▶ Given instruction: Type out every line below exactly as it reads.

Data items
* * * * * * *

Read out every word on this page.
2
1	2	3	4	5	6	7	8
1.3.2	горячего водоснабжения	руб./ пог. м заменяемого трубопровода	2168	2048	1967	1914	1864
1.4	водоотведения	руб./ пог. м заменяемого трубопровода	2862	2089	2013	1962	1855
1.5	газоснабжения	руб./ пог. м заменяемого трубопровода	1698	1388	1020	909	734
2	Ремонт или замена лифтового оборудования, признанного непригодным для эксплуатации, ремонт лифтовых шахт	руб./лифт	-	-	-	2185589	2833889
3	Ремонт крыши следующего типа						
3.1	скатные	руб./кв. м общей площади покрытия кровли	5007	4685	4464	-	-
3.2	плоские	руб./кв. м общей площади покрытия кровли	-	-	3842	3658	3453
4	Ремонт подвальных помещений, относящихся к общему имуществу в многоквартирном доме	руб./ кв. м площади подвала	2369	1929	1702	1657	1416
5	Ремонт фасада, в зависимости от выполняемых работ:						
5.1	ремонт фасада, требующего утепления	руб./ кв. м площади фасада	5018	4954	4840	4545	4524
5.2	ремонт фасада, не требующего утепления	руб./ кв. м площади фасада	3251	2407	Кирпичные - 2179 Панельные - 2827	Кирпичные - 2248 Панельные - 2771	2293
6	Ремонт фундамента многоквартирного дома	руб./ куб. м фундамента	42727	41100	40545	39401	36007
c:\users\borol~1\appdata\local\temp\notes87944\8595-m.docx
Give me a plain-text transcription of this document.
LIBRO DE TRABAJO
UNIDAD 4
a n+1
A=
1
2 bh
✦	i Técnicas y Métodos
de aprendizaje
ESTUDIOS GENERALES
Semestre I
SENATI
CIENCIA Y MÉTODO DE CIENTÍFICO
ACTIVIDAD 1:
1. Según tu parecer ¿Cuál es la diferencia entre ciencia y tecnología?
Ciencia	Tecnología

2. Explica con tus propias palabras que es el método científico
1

* * * * * * *

▶ Result for this task:
Read out every word on this page.
2
1	2	3	4	5	6	7	8
1.3.2	горячего водоснабжения	руб./ пог. м заменяемого трубопровода	2168	2048	1967	1914	1864
1.4	водоотведения	руб./ пог. м заменяемого трубопровода	2862	2089	2013	1962	1855
1.5	газоснабжения	руб./ пог. м заменяемого трубопровода	1698	1388	1020	909	734
2	Ремонт или замена лифтового оборудования, признанного непригодным для эксплуатации, ремонт лифтовых шахт	руб./лифт	-	-	-	2185589	2833889
3	Ремонт крыши следующего типа						
3.1	скатные	руб./кв. м общей площади покрытия кровли	5007	4685	4464	-	-
3.2	плоские	руб./кв. м общей площади покрытия кровли	-	-	3842	3658	3453
4	Ремонт подвальных помещений, относящихся к общему имуществу в многоквартирном доме	руб./ кв. м площади подвала	2369	1929	1702	1657	1416
5	Ремонт фасада, в зависимости от выполняемых работ:						
5.1	ремонт фасада, требующего утепления	руб./ кв. м площади фасада	5018	4954	4840	4545	4524
5.2	ремонт фасада, не требующего утепления	руб./ кв. м площади фасада	3251	2407	Кирпичные - 2179 Панельные - 2827	Кирпичные - 2248 Панельные - 2771	2293
6	Ремонт фундамента многоквартирного дома	руб./ куб. м фундамента	42727	41100	40545	39401	36007
c:\users\borol~1\appdata\local\temp\notes87944\8595-m.docx
Give me a plain-text transcription of this document.
LIBRO DE TRABAJO
UNIDAD 4
a n+1
A=
1
2 bh
✦	i Técnicas y Métodos
de aprendizaje
ESTUDIOS GENERALES
Semestre I
SENATI
CIENCIA Y MÉTODO DE CIENTÍFICO
ACTIVIDAD 1:
1. Según tu parecer ¿Cuál es la diferencia entre ciencia y tecnología?
Ciencia	Tecnología

2. Explica con tus propias palabras que es el método científico
1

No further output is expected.